Collected data:

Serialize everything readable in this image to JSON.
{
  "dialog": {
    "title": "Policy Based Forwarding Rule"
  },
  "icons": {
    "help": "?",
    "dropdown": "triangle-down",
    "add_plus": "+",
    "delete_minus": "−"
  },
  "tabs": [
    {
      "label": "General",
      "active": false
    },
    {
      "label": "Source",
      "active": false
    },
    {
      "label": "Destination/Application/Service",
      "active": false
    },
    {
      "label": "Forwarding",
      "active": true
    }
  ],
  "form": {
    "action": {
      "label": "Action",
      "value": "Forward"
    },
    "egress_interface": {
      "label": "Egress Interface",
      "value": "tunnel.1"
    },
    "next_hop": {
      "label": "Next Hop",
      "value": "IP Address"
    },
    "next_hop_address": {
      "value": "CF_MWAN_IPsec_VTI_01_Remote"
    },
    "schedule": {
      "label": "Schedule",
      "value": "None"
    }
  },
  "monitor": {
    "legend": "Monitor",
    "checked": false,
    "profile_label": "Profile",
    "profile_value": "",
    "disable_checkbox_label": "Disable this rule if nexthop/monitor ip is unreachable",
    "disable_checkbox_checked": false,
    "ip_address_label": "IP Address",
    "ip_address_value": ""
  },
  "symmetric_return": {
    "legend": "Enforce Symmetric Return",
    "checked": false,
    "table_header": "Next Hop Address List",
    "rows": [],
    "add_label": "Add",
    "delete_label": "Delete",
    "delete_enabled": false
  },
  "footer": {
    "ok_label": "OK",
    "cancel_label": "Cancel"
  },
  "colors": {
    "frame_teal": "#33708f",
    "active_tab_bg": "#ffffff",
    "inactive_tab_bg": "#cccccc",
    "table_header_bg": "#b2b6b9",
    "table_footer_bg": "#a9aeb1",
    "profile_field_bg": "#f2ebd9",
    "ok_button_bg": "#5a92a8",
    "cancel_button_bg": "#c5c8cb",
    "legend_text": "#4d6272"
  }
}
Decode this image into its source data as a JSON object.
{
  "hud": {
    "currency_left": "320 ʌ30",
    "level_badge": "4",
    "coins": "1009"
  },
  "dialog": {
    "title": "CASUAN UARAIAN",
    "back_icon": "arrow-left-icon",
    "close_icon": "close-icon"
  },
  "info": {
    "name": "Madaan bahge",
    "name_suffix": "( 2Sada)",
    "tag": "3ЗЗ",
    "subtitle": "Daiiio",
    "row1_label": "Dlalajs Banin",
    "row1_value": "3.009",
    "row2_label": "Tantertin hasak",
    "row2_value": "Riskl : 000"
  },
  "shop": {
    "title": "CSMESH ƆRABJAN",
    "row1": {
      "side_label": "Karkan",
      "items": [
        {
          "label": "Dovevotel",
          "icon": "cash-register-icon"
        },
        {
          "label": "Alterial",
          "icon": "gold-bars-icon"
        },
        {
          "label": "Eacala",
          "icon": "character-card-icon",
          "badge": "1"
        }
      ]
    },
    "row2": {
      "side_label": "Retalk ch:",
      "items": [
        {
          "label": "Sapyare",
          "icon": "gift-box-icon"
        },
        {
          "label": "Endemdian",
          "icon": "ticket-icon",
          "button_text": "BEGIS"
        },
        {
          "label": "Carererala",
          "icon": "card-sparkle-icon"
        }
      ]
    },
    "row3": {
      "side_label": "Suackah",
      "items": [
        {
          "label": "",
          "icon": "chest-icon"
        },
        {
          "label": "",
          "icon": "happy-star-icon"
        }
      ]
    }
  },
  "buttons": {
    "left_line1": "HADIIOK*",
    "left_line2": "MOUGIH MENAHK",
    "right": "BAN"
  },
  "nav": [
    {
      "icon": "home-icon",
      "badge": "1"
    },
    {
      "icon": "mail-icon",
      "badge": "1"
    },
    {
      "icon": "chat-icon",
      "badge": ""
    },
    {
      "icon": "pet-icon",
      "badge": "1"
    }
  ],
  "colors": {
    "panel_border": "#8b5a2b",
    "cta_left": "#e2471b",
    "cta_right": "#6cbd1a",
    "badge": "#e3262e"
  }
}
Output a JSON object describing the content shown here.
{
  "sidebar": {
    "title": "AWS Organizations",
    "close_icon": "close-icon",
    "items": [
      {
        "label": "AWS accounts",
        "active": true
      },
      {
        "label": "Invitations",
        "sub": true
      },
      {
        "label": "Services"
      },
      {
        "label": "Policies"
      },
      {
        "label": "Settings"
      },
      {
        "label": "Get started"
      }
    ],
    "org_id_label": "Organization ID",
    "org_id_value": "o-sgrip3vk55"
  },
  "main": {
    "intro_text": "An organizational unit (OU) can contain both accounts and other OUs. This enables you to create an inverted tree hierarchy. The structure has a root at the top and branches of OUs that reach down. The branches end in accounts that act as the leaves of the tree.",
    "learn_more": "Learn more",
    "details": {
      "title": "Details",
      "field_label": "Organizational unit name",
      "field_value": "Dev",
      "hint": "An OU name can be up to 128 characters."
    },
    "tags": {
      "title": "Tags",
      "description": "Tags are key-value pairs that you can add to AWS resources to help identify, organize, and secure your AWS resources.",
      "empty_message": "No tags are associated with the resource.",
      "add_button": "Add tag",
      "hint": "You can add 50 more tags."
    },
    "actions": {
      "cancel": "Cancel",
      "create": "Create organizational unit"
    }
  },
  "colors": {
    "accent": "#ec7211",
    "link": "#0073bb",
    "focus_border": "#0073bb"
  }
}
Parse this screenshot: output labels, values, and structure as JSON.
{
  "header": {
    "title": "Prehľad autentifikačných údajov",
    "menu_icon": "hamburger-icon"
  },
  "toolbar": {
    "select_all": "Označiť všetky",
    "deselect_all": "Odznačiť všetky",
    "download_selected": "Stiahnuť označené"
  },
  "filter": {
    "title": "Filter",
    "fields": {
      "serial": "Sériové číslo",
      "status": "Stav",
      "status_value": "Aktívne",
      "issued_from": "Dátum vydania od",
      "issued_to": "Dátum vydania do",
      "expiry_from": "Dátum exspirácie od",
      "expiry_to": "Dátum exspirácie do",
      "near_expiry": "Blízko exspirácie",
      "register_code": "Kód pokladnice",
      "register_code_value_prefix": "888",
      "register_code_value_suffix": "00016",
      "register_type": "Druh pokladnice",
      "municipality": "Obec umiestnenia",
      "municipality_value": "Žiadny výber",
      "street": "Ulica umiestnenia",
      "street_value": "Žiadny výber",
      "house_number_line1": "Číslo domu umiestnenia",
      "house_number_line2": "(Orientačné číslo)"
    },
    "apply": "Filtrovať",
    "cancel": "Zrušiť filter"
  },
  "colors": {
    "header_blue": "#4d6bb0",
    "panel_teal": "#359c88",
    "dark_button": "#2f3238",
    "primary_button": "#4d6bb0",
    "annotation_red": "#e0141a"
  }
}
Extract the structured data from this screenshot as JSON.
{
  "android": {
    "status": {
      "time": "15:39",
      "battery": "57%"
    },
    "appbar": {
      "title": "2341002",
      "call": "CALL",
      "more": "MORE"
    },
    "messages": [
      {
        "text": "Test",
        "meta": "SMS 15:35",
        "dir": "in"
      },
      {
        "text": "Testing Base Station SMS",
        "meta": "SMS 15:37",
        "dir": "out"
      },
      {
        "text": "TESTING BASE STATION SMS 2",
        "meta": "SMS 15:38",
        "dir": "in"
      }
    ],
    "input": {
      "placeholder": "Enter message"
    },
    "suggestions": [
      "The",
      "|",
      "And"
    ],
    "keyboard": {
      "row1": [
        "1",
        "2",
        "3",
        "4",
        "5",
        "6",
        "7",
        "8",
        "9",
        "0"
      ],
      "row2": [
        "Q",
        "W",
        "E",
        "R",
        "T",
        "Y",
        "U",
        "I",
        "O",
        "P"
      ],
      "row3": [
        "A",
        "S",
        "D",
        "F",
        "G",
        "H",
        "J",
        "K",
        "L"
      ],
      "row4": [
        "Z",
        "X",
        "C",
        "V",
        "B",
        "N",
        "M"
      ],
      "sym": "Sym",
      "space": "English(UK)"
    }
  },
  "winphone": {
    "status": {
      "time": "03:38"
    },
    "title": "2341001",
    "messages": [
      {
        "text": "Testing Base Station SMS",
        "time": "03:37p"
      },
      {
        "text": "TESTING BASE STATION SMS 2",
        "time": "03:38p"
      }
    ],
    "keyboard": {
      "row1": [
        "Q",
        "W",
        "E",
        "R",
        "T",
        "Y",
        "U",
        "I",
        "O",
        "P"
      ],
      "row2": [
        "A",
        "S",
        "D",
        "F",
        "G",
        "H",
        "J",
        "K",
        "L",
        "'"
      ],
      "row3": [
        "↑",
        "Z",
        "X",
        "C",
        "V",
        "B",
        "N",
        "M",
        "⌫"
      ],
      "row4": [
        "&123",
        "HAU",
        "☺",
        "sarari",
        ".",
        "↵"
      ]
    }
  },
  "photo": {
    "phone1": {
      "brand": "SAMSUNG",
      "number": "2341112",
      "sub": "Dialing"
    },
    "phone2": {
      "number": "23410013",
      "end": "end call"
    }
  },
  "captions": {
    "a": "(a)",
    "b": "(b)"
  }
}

INSTRUCTIONS TO FOLLOW:
Find the lines of the material that hold the word "card" and report their count alone.

PROBLEM SOLUTION:
2